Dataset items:

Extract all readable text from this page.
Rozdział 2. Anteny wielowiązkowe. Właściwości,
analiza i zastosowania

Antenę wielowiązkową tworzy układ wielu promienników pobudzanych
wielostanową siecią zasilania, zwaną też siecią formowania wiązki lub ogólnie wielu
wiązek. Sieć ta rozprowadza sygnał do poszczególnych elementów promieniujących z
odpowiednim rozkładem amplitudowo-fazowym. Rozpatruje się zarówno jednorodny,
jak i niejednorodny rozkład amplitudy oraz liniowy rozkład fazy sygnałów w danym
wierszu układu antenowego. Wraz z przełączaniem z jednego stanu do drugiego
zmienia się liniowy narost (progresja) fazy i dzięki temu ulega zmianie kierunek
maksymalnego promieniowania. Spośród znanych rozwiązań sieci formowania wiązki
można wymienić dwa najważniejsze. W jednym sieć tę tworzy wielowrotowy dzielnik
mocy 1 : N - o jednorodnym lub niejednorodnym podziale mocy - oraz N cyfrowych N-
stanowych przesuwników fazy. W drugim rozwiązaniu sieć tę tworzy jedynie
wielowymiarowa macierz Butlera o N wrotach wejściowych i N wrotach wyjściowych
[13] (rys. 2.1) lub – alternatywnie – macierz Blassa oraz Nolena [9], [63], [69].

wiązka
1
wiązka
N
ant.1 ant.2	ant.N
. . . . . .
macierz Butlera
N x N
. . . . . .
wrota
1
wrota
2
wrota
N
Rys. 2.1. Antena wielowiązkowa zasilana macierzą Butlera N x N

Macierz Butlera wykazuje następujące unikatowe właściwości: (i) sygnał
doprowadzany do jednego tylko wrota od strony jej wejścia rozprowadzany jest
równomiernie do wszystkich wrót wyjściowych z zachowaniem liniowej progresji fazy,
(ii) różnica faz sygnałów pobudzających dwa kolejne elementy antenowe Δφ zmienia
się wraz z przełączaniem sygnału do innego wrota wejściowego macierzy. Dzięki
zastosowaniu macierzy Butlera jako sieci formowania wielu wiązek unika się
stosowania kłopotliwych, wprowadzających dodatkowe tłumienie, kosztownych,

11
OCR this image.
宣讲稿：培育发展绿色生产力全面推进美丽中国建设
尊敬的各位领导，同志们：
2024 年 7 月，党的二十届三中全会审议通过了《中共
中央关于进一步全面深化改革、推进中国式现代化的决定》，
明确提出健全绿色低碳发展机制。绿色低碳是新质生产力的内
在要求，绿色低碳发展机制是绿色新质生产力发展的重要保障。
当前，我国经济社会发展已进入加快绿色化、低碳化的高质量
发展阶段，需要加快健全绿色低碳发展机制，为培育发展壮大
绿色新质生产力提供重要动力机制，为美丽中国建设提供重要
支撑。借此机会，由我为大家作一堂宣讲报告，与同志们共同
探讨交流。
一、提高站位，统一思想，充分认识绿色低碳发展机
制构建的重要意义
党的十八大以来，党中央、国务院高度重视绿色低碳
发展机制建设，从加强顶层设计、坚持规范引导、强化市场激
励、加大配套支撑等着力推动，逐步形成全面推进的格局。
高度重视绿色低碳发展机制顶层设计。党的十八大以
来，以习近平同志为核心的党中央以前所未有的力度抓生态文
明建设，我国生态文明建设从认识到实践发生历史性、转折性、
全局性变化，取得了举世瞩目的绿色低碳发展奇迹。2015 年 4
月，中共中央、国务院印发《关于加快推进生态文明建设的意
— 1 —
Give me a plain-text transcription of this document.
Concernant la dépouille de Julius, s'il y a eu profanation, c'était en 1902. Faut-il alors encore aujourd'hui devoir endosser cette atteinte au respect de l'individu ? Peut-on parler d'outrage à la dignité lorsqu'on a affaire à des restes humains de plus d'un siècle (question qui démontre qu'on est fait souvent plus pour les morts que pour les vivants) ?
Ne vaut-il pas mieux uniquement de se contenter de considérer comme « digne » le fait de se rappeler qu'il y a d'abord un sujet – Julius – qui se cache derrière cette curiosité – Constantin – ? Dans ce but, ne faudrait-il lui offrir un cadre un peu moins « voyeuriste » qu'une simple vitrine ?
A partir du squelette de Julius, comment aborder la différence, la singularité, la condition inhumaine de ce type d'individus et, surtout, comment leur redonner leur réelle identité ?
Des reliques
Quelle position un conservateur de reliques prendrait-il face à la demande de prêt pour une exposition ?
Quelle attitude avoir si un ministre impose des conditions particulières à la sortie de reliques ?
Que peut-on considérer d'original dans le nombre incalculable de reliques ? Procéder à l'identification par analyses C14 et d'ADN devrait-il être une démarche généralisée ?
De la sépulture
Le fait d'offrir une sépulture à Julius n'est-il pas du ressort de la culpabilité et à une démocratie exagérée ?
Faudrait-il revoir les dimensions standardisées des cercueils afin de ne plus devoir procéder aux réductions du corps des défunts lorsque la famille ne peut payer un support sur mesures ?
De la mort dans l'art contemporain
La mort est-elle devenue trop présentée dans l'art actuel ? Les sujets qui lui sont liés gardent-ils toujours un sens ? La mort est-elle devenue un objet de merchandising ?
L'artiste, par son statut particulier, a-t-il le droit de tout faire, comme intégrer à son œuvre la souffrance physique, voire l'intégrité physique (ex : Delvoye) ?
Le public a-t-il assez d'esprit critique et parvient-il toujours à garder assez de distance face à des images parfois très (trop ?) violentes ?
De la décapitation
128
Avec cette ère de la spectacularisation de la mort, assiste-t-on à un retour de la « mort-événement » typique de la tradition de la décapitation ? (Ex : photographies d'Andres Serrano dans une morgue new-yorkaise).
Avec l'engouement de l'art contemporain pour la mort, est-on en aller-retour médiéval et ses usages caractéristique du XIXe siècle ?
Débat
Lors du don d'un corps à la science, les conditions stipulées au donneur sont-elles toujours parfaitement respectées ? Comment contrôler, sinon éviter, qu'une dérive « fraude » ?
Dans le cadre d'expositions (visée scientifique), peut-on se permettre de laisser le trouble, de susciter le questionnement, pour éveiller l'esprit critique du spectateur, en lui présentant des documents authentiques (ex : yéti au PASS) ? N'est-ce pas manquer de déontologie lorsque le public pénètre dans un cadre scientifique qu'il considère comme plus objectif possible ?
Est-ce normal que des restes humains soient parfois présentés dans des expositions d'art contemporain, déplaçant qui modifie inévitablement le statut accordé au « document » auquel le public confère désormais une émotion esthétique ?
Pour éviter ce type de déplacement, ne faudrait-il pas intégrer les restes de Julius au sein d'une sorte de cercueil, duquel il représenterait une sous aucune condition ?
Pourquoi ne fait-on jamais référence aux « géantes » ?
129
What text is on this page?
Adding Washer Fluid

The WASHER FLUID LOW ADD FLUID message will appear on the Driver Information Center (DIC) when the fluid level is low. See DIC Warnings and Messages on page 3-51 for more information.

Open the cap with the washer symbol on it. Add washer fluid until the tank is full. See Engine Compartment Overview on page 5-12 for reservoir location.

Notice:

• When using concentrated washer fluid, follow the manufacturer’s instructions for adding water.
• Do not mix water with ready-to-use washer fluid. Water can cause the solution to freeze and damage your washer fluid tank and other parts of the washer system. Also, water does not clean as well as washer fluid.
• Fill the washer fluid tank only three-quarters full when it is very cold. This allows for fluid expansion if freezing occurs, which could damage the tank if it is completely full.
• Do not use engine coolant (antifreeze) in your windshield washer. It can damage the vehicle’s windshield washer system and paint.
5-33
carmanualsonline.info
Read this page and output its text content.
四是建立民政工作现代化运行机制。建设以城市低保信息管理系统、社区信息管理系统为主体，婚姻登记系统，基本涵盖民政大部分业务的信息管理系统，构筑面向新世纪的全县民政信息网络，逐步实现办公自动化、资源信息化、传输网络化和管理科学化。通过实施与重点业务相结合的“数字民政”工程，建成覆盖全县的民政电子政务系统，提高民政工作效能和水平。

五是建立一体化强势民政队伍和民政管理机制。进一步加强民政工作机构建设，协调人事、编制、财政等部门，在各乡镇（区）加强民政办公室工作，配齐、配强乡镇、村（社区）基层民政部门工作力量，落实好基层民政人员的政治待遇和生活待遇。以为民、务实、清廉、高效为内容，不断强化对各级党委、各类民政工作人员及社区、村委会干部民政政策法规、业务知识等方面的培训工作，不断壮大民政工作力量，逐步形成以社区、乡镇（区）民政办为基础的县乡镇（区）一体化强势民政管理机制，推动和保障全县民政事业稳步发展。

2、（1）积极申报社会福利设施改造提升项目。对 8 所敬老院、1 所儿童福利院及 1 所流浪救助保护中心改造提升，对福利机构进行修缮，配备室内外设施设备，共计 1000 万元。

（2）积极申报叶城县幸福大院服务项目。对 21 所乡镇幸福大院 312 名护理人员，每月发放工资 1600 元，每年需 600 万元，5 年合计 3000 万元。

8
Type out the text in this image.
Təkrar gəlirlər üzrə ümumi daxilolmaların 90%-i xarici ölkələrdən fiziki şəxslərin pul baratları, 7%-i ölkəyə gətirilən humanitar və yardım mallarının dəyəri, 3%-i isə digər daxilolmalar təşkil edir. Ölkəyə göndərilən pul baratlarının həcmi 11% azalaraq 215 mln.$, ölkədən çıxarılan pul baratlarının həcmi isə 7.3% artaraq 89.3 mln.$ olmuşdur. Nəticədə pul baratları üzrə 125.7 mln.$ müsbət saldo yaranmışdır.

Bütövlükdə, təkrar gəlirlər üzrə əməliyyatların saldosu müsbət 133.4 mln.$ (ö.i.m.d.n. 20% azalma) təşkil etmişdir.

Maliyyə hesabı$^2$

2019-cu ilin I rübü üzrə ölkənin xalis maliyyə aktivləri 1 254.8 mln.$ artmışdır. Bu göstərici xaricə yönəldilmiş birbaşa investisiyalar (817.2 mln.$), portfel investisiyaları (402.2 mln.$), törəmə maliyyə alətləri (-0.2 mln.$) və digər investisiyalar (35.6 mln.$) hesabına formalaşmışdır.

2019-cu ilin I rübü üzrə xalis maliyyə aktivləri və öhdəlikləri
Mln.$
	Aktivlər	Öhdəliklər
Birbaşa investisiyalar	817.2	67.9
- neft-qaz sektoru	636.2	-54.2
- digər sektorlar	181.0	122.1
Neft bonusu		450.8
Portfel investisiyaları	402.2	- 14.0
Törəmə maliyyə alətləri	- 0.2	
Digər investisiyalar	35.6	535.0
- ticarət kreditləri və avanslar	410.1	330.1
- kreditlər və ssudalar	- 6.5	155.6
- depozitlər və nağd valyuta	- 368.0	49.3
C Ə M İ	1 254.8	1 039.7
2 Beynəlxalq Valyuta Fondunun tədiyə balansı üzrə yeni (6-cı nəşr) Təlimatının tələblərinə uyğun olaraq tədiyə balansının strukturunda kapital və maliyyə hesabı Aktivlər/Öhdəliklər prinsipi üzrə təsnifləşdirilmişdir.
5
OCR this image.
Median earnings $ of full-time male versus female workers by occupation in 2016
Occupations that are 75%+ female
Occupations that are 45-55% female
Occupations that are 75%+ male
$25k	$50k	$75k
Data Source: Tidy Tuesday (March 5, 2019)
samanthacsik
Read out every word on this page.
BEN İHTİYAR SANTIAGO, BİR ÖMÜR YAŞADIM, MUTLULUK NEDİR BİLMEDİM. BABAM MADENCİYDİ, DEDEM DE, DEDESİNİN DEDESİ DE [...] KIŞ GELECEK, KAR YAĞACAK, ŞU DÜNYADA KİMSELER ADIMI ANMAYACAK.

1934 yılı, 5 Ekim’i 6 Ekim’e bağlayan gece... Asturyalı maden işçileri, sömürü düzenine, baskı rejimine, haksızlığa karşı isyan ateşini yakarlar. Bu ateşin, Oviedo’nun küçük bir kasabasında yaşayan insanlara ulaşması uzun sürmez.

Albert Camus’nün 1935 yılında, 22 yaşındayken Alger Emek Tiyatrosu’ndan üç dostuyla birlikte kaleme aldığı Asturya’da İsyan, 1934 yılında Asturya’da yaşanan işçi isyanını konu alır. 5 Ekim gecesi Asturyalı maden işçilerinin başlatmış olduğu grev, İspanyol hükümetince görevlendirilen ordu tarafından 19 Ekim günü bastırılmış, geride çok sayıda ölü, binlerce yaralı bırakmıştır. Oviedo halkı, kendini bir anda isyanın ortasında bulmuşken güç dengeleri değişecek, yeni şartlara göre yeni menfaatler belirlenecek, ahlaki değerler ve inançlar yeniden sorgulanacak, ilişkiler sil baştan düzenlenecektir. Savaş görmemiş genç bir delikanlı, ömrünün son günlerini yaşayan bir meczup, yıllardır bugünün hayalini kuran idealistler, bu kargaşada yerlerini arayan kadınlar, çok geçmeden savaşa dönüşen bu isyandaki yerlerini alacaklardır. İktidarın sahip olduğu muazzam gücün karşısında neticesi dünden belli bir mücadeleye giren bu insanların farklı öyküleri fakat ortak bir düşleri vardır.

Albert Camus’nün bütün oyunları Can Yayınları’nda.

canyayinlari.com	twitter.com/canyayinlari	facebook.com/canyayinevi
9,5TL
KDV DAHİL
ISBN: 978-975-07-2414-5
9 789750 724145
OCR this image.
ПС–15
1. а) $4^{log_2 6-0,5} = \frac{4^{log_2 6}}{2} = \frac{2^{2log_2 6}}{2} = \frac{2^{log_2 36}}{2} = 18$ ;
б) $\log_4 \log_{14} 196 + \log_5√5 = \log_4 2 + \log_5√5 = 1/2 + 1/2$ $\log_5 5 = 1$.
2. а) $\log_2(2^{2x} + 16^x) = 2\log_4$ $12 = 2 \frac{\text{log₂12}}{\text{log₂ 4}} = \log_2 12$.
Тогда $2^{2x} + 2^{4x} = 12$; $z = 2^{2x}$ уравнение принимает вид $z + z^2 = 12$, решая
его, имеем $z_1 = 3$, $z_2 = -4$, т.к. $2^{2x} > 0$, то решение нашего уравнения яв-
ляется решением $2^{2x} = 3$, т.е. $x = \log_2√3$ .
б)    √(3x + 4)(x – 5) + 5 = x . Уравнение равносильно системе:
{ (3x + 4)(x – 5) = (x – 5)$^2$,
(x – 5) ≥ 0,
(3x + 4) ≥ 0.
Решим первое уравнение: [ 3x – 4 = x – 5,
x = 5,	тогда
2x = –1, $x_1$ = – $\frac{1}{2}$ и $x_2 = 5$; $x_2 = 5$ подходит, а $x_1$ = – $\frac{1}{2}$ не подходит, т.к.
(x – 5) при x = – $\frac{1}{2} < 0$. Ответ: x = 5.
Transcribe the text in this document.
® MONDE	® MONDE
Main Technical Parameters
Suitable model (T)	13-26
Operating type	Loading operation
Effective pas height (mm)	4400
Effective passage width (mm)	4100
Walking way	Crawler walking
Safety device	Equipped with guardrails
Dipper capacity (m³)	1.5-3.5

**GIVEN PROBLEM:**
Show every line from the entries above in which the word "tworzy" appears.

**SOLUTION TO THIS TASK:**
Antenę wielowiązkową tworzy układ wielu promienników pobudzanych
można wymienić dwa najważniejsze. W jednym sieć tę tworzy wielowrotowy dzielnik
stanowych przesuwników fazy. W drugim rozwiązaniu sieć tę tworzy jedynie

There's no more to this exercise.